**EXTRACTED RECORDS:**
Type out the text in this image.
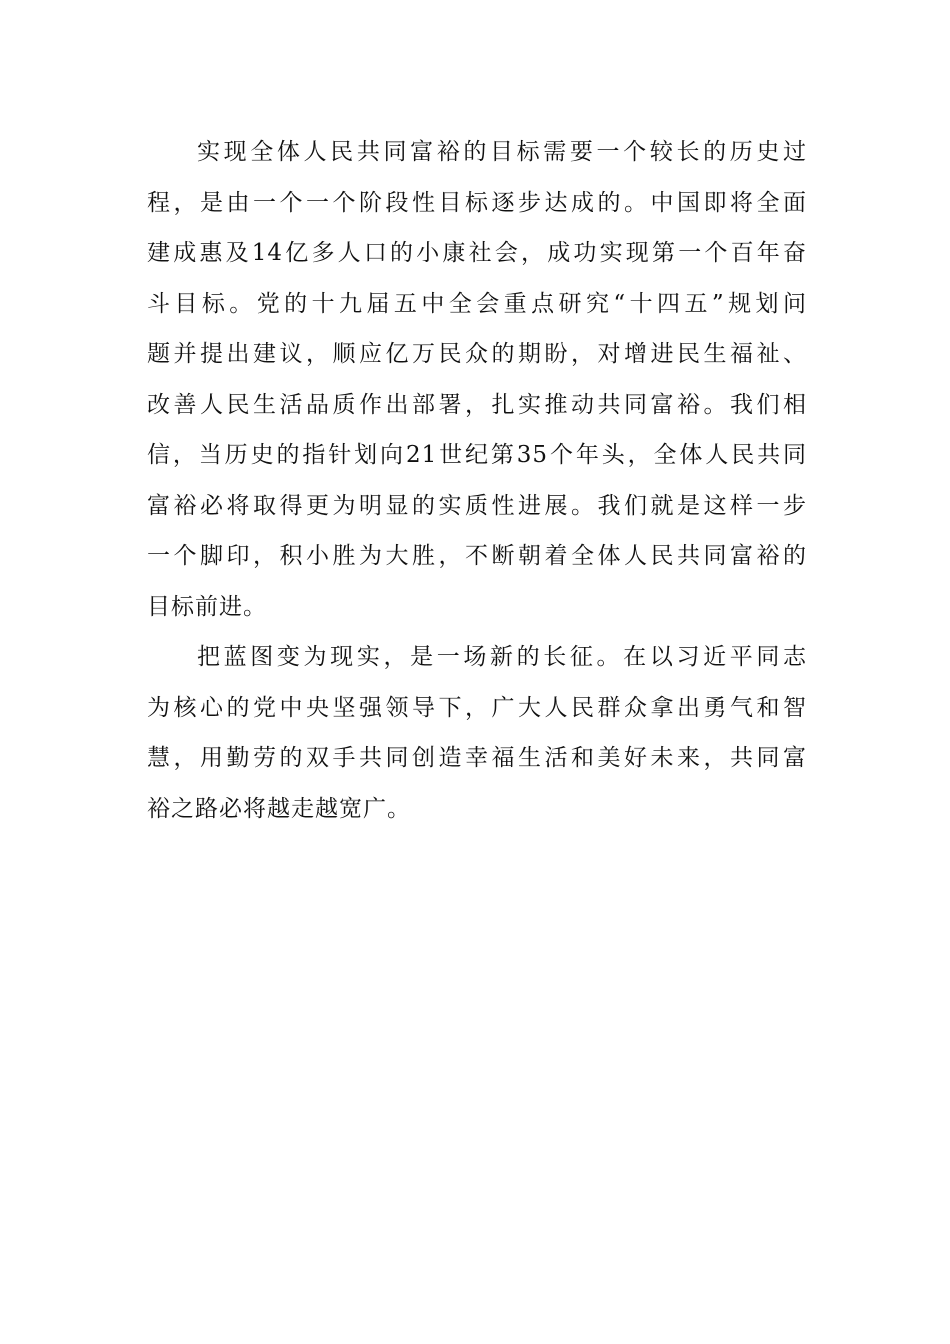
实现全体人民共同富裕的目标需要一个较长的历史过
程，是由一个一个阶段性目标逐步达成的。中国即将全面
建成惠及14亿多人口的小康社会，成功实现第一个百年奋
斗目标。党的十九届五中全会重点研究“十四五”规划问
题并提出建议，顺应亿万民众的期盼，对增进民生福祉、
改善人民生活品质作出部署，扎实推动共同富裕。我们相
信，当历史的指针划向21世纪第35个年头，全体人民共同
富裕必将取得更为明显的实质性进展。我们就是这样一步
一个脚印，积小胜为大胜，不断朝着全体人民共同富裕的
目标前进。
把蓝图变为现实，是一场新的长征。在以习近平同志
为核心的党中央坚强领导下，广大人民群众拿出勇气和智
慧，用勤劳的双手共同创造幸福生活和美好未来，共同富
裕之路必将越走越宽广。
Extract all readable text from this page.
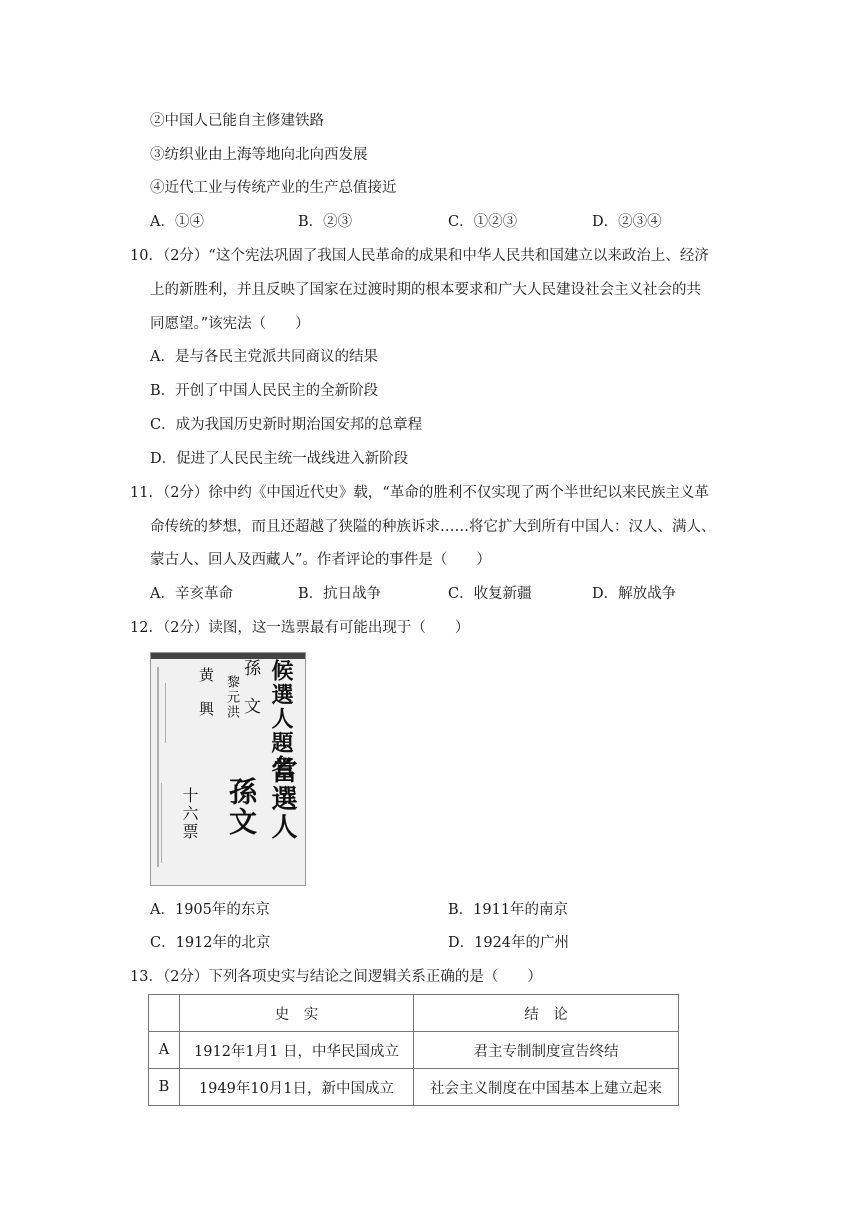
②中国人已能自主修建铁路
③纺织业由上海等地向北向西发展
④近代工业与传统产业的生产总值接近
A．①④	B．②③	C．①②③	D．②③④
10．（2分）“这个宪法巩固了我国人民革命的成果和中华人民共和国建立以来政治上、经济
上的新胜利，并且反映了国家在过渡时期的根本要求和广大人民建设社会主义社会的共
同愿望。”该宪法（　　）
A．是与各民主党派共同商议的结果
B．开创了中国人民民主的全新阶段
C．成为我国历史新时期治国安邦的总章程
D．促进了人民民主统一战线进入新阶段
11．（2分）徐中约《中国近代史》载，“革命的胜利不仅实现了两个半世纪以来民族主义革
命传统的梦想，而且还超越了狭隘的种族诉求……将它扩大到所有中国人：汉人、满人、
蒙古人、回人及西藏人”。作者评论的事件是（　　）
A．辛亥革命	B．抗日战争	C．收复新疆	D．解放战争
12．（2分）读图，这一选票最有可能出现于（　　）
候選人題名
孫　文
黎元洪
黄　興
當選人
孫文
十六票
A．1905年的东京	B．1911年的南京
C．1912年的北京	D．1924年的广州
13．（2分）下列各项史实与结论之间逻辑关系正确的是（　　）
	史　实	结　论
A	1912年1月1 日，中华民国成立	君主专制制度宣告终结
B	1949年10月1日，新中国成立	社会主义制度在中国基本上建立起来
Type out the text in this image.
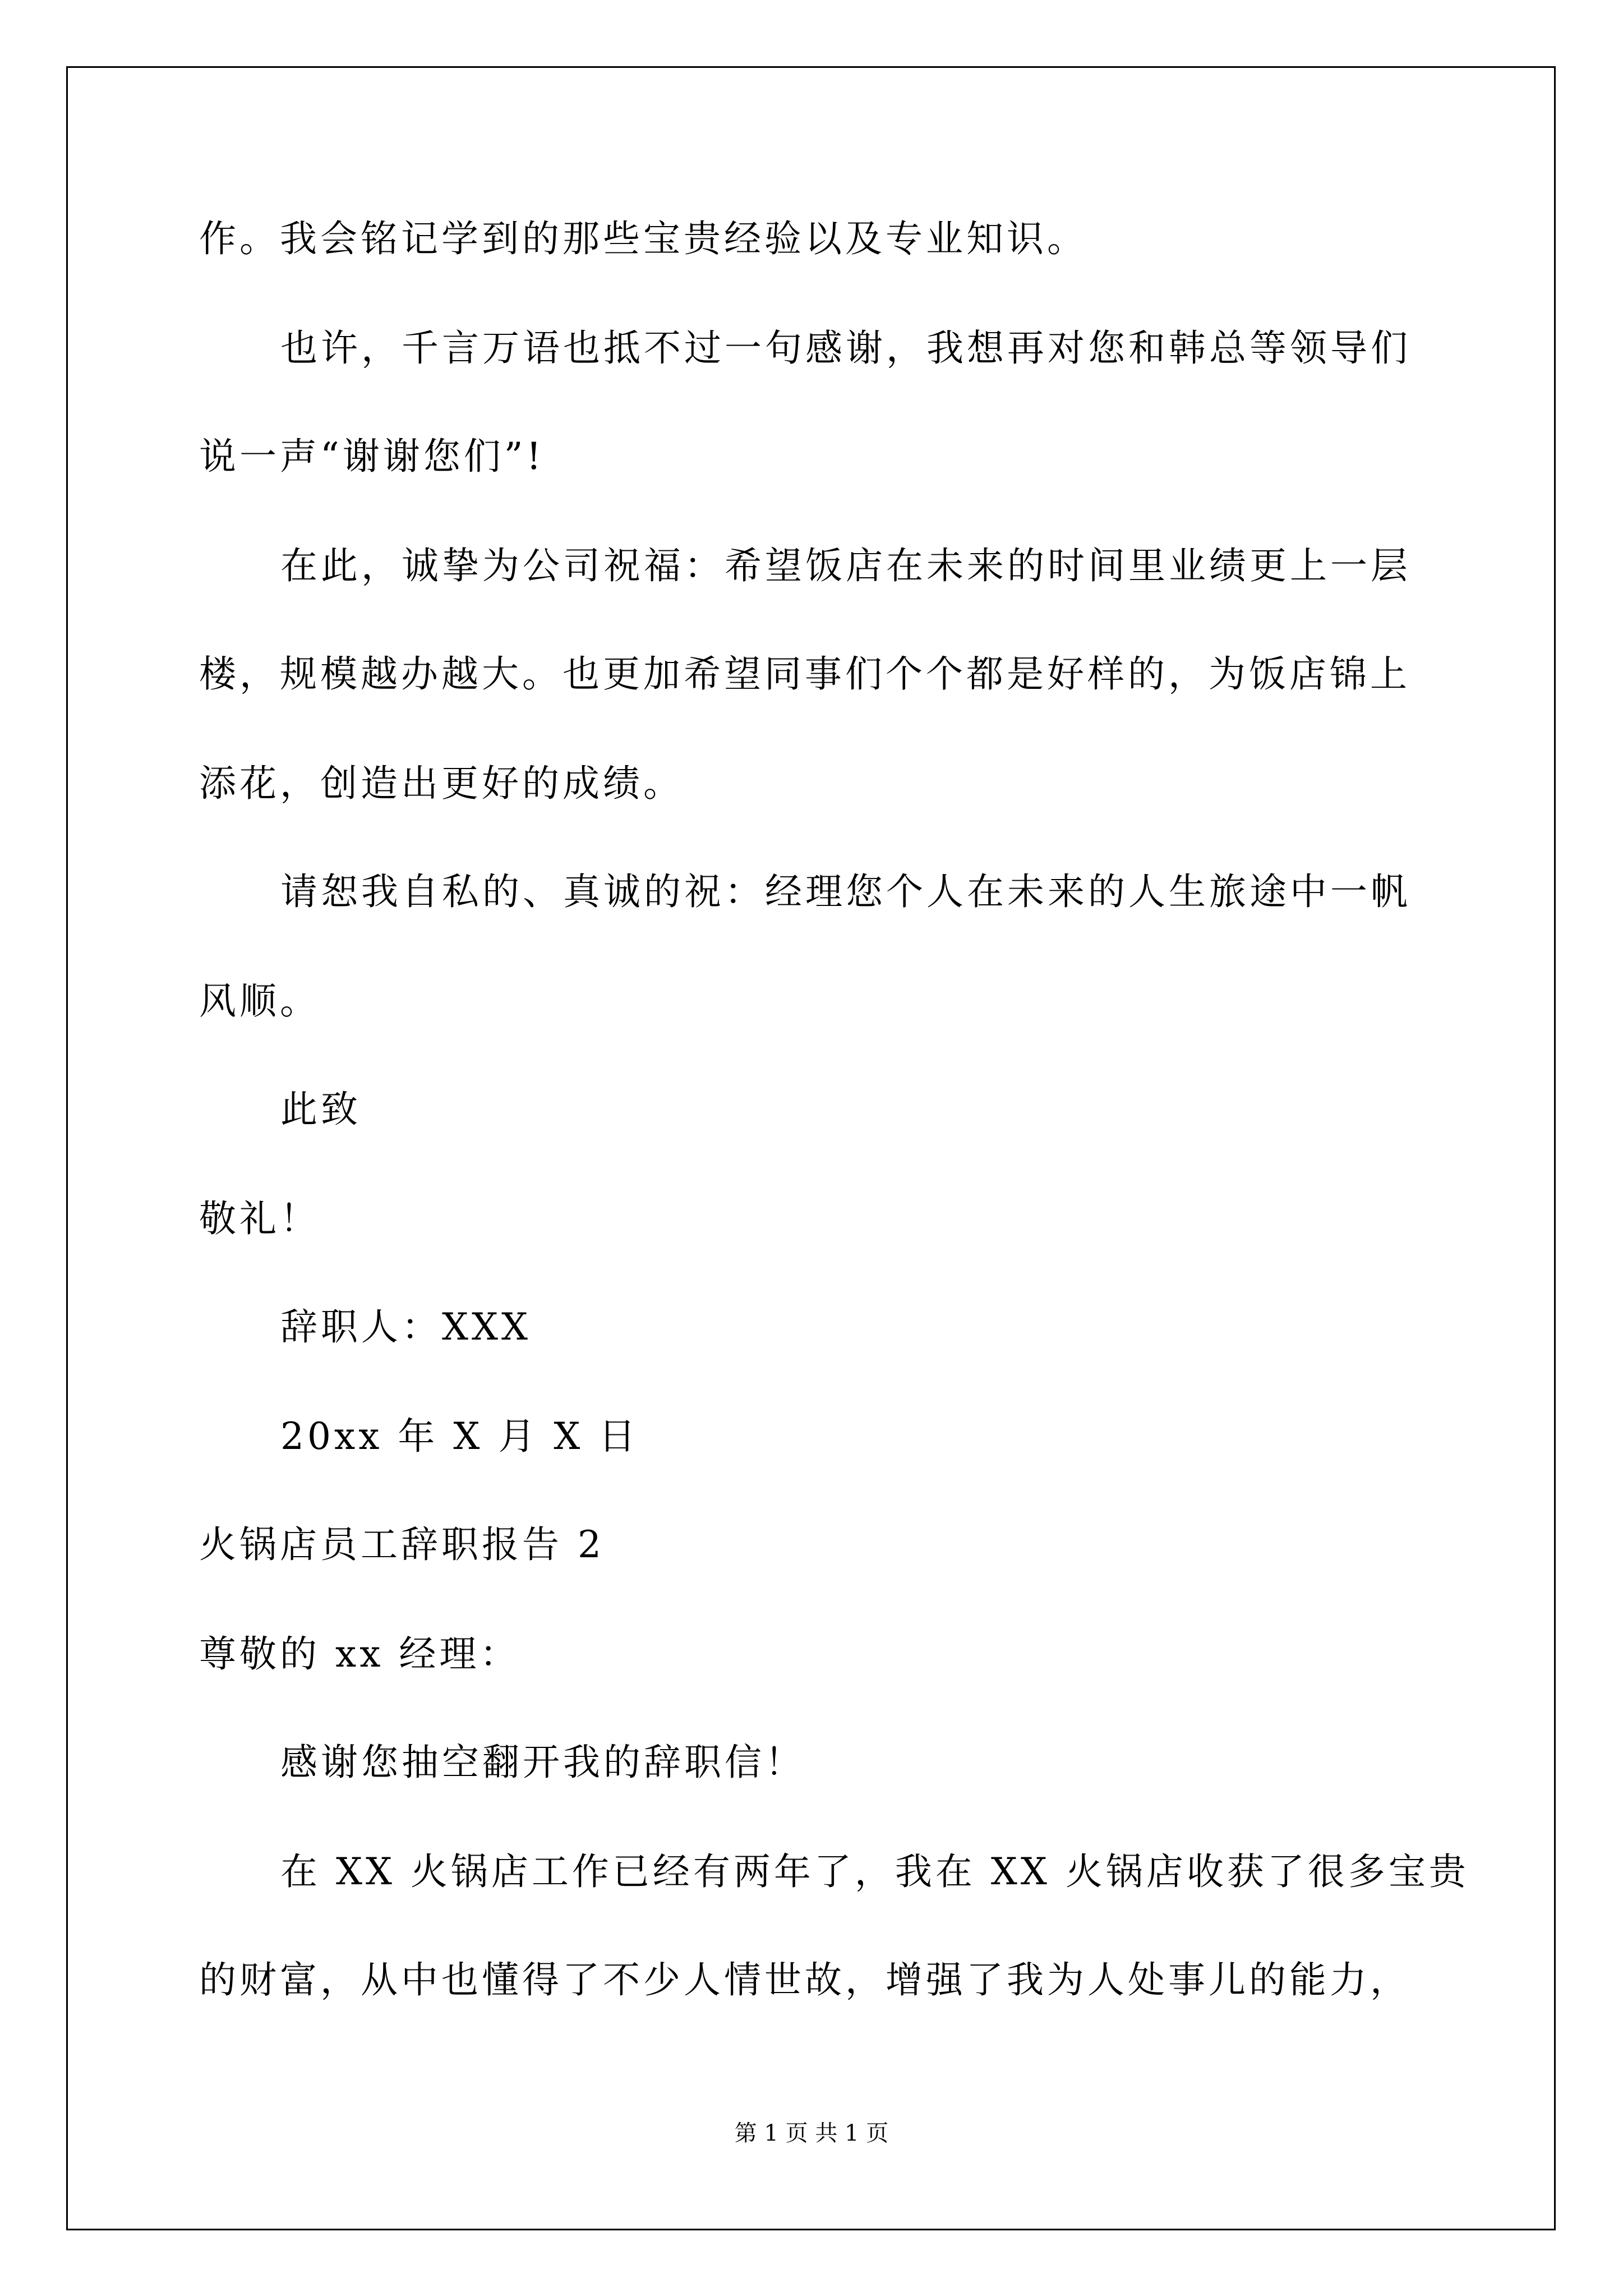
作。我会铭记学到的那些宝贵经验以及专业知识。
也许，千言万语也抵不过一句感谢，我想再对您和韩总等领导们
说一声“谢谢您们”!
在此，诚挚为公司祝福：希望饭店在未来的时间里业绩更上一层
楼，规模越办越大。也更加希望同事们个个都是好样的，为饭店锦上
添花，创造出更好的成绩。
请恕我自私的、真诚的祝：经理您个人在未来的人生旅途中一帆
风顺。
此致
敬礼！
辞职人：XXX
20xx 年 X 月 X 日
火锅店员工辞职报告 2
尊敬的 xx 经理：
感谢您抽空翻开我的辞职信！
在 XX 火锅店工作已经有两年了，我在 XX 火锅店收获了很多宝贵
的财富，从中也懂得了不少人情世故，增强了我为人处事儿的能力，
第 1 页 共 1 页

**TO DO:** Set down every entry word for word, but omit the pictures.

**THE OUTPUT:**
Type out the text in this image.
实现全体人民共同富裕的目标需要一个较长的历史过
程，是由一个一个阶段性目标逐步达成的。中国即将全面
建成惠及14亿多人口的小康社会，成功实现第一个百年奋
斗目标。党的十九届五中全会重点研究“十四五”规划问
题并提出建议，顺应亿万民众的期盼，对增进民生福祉、
改善人民生活品质作出部署，扎实推动共同富裕。我们相
信，当历史的指针划向21世纪第35个年头，全体人民共同
富裕必将取得更为明显的实质性进展。我们就是这样一步
一个脚印，积小胜为大胜，不断朝着全体人民共同富裕的
目标前进。
把蓝图变为现实，是一场新的长征。在以习近平同志
为核心的党中央坚强领导下，广大人民群众拿出勇气和智
慧，用勤劳的双手共同创造幸福生活和美好未来，共同富
裕之路必将越走越宽广。
Extract all readable text from this page.
②中国人已能自主修建铁路
③纺织业由上海等地向北向西发展
④近代工业与传统产业的生产总值接近
A．①④	B．②③	C．①②③	D．②③④
10．（2分）“这个宪法巩固了我国人民革命的成果和中华人民共和国建立以来政治上、经济
上的新胜利，并且反映了国家在过渡时期的根本要求和广大人民建设社会主义社会的共
同愿望。”该宪法（　　）
A．是与各民主党派共同商议的结果
B．开创了中国人民民主的全新阶段
C．成为我国历史新时期治国安邦的总章程
D．促进了人民民主统一战线进入新阶段
11．（2分）徐中约《中国近代史》载，“革命的胜利不仅实现了两个半世纪以来民族主义革
命传统的梦想，而且还超越了狭隘的种族诉求……将它扩大到所有中国人：汉人、满人、
蒙古人、回人及西藏人”。作者评论的事件是（　　）
A．辛亥革命	B．抗日战争	C．收复新疆	D．解放战争
12．（2分）读图，这一选票最有可能出现于（　　）
候選人題名
孫　文
黎元洪
黄　興
當選人
孫文
十六票
A．1905年的东京	B．1911年的南京
C．1912年的北京	D．1924年的广州
13．（2分）下列各项史实与结论之间逻辑关系正确的是（　　）
	史　实	结　论
A	1912年1月1 日，中华民国成立	君主专制制度宣告终结
B	1949年10月1日，新中国成立	社会主义制度在中国基本上建立起来
Type out the text in this image.
作。我会铭记学到的那些宝贵经验以及专业知识。
也许，千言万语也抵不过一句感谢，我想再对您和韩总等领导们
说一声“谢谢您们”!
在此，诚挚为公司祝福：希望饭店在未来的时间里业绩更上一层
楼，规模越办越大。也更加希望同事们个个都是好样的，为饭店锦上
添花，创造出更好的成绩。
请恕我自私的、真诚的祝：经理您个人在未来的人生旅途中一帆
风顺。
此致
敬礼！
辞职人：XXX
20xx 年 X 月 X 日
火锅店员工辞职报告 2
尊敬的 xx 经理：
感谢您抽空翻开我的辞职信！
在 XX 火锅店工作已经有两年了，我在 XX 火锅店收获了很多宝贵
的财富，从中也懂得了不少人情世故，增强了我为人处事儿的能力，
第 1 页 共 1 页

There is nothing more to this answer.